■ **Given instruction**:
Say how many lines contain "text"; the answer is the number alone.

■ **Task material**:

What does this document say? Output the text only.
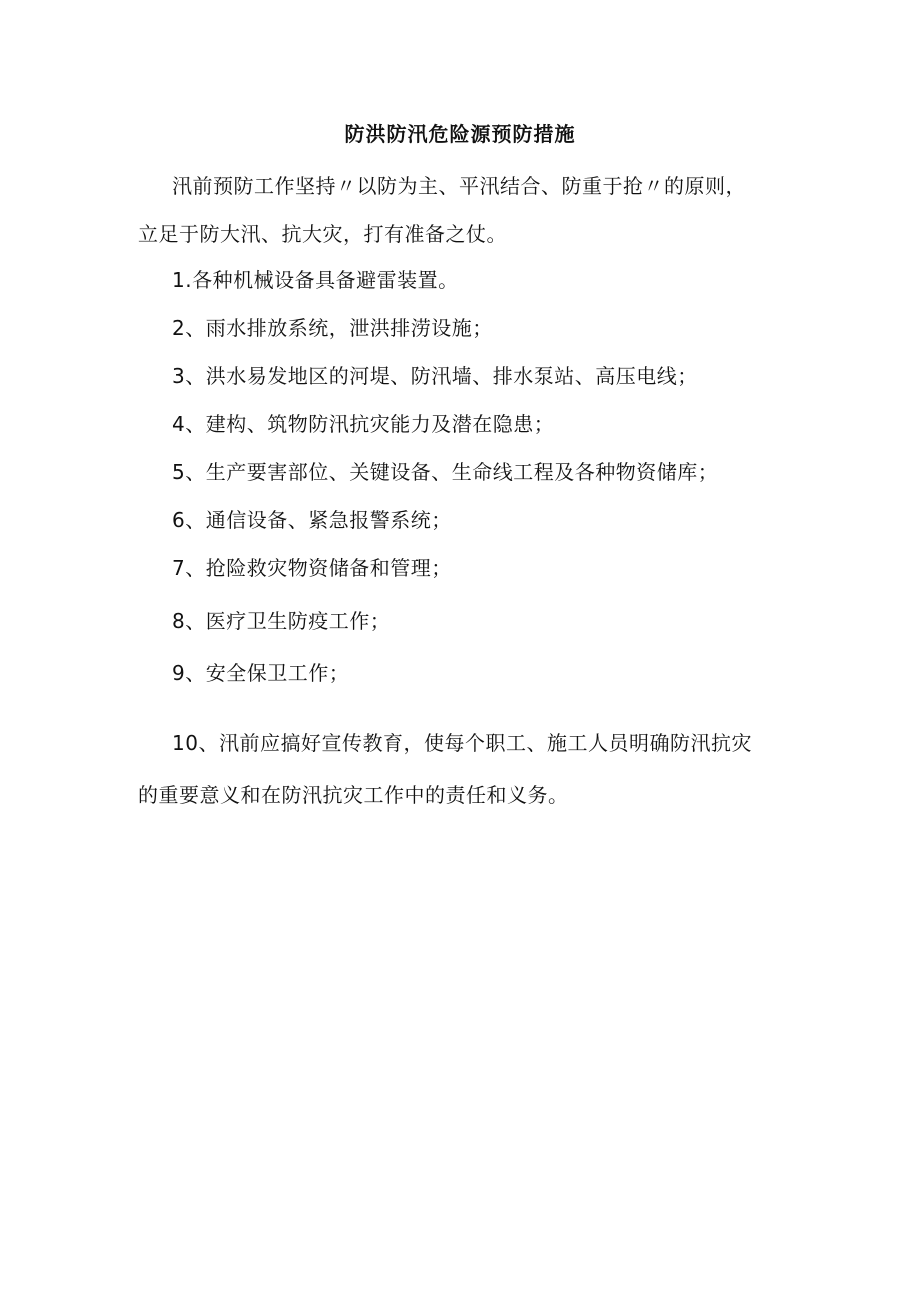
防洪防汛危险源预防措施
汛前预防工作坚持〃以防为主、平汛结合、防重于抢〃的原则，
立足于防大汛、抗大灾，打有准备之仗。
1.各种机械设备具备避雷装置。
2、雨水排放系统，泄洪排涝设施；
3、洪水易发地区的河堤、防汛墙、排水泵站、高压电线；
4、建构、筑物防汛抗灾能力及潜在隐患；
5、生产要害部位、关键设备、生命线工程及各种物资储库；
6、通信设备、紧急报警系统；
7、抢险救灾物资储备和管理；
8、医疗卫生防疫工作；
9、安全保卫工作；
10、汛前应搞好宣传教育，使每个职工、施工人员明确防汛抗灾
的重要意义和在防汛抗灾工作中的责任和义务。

* * *

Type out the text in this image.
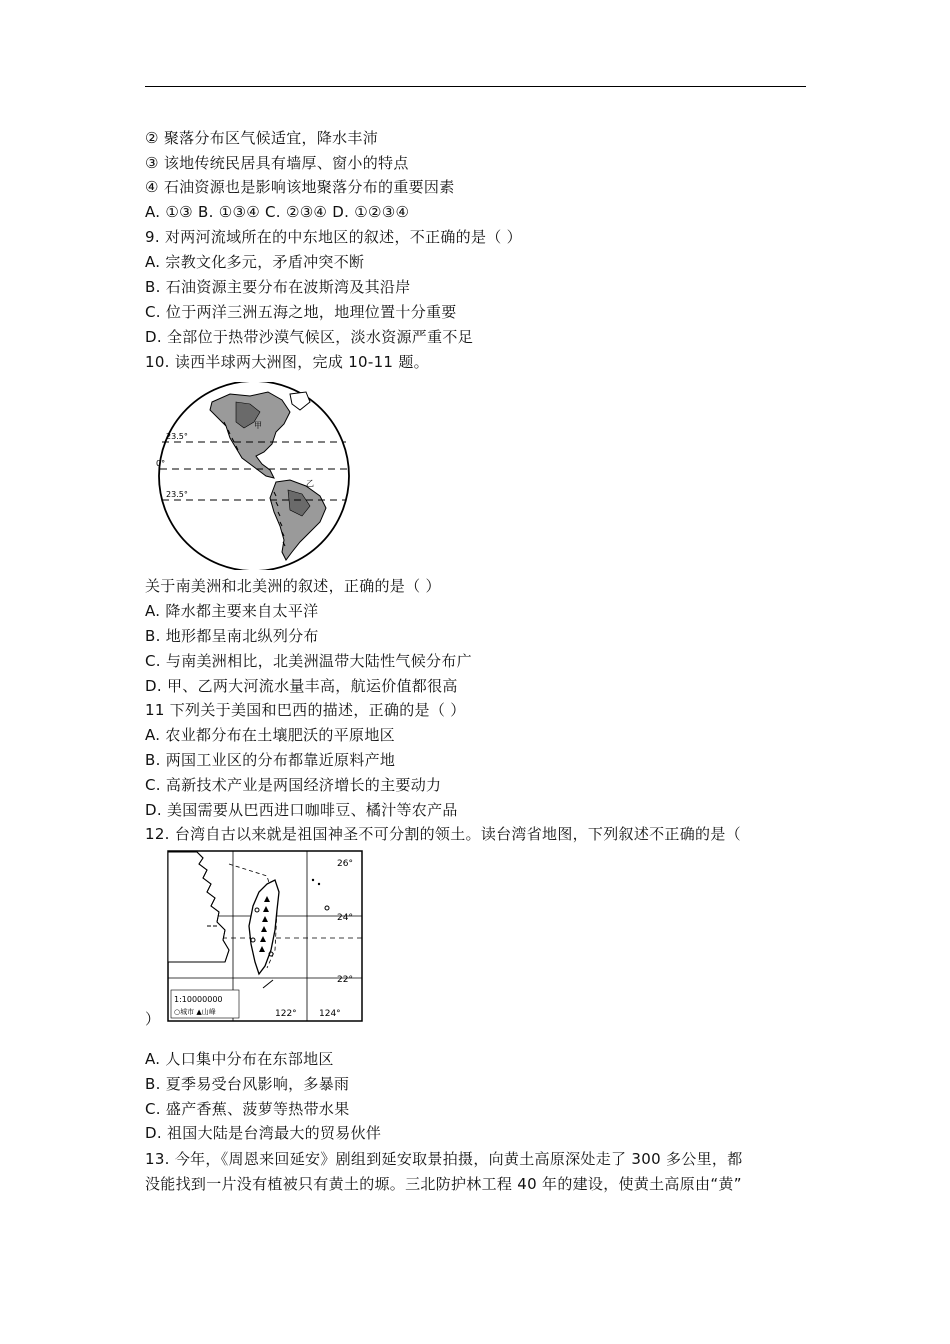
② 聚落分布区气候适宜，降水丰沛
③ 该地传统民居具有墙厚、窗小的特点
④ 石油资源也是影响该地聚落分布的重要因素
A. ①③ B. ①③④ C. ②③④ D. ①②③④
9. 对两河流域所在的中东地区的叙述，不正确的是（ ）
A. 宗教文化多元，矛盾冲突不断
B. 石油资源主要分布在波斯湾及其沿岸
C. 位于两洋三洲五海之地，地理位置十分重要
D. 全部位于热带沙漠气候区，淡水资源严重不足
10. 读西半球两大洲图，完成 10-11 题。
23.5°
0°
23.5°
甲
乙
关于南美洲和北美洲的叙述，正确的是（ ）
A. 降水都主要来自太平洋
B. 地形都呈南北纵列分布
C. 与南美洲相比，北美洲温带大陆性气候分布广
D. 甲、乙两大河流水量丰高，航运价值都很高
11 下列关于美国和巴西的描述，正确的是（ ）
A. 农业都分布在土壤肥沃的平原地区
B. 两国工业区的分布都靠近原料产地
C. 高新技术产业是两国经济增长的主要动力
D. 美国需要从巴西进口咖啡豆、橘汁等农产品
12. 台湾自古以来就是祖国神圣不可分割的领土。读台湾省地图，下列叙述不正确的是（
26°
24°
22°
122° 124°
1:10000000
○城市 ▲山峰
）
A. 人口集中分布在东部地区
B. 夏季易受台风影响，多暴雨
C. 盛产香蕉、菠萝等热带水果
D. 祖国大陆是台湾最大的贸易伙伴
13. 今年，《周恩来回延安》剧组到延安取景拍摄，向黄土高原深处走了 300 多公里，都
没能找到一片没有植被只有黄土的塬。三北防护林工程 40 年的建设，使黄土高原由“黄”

■ **Reply to the task**:
2